→ **TO BE DONE**: Copy all the material that follows, keeping every character the same.

start LISTED ENTRIES

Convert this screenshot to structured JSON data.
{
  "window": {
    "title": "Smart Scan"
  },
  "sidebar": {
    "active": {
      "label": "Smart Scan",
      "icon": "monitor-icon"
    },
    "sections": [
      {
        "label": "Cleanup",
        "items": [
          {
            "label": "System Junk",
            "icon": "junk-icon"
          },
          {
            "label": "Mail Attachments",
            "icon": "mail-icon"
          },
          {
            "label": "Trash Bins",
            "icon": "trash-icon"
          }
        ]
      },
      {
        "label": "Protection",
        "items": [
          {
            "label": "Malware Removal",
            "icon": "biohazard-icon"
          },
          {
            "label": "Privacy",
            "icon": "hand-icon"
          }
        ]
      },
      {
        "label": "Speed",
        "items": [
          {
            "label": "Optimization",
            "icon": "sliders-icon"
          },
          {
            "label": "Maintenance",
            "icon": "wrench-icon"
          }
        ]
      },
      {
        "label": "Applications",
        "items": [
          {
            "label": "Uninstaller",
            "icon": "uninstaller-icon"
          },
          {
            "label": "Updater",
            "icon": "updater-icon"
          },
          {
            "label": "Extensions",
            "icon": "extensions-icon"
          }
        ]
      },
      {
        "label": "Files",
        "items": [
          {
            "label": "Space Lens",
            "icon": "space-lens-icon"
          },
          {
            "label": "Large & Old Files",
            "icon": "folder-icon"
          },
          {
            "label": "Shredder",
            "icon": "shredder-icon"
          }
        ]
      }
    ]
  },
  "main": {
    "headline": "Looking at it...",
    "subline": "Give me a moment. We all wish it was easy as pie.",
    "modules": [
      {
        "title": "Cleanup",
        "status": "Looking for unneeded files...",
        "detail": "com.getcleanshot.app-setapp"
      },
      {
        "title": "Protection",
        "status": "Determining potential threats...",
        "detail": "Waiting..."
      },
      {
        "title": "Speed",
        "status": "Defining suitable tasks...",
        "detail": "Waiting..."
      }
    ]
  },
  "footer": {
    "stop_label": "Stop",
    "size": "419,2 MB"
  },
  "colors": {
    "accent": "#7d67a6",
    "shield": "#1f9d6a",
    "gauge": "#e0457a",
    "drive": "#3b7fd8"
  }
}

end LISTED ENTRIES

→ **SOLUTION FOR THIS TASK**:
Convert this screenshot to structured JSON data.
{
  "window": {
    "title": "Smart Scan"
  },
  "sidebar": {
    "active": {
      "label": "Smart Scan",
      "icon": "monitor-icon"
    },
    "sections": [
      {
        "label": "Cleanup",
        "items": [
          {
            "label": "System Junk",
            "icon": "junk-icon"
          },
          {
            "label": "Mail Attachments",
            "icon": "mail-icon"
          },
          {
            "label": "Trash Bins",
            "icon": "trash-icon"
          }
        ]
      },
      {
        "label": "Protection",
        "items": [
          {
            "label": "Malware Removal",
            "icon": "biohazard-icon"
          },
          {
            "label": "Privacy",
            "icon": "hand-icon"
          }
        ]
      },
      {
        "label": "Speed",
        "items": [
          {
            "label": "Optimization",
            "icon": "sliders-icon"
          },
          {
            "label": "Maintenance",
            "icon": "wrench-icon"
          }
        ]
      },
      {
        "label": "Applications",
        "items": [
          {
            "label": "Uninstaller",
            "icon": "uninstaller-icon"
          },
          {
            "label": "Updater",
            "icon": "updater-icon"
          },
          {
            "label": "Extensions",
            "icon": "extensions-icon"
          }
        ]
      },
      {
        "label": "Files",
        "items": [
          {
            "label": "Space Lens",
            "icon": "space-lens-icon"
          },
          {
            "label": "Large & Old Files",
            "icon": "folder-icon"
          },
          {
            "label": "Shredder",
            "icon": "shredder-icon"
          }
        ]
      }
    ]
  },
  "main": {
    "headline": "Looking at it...",
    "subline": "Give me a moment. We all wish it was easy as pie.",
    "modules": [
      {
        "title": "Cleanup",
        "status": "Looking for unneeded files...",
        "detail": "com.getcleanshot.app-setapp"
      },
      {
        "title": "Protection",
        "status": "Determining potential threats...",
        "detail": "Waiting..."
      },
      {
        "title": "Speed",
        "status": "Defining suitable tasks...",
        "detail": "Waiting..."
      }
    ]
  },
  "footer": {
    "stop_label": "Stop",
    "size": "419,2 MB"
  },
  "colors": {
    "accent": "#7d67a6",
    "shield": "#1f9d6a",
    "gauge": "#e0457a",
    "drive": "#3b7fd8"
  }
}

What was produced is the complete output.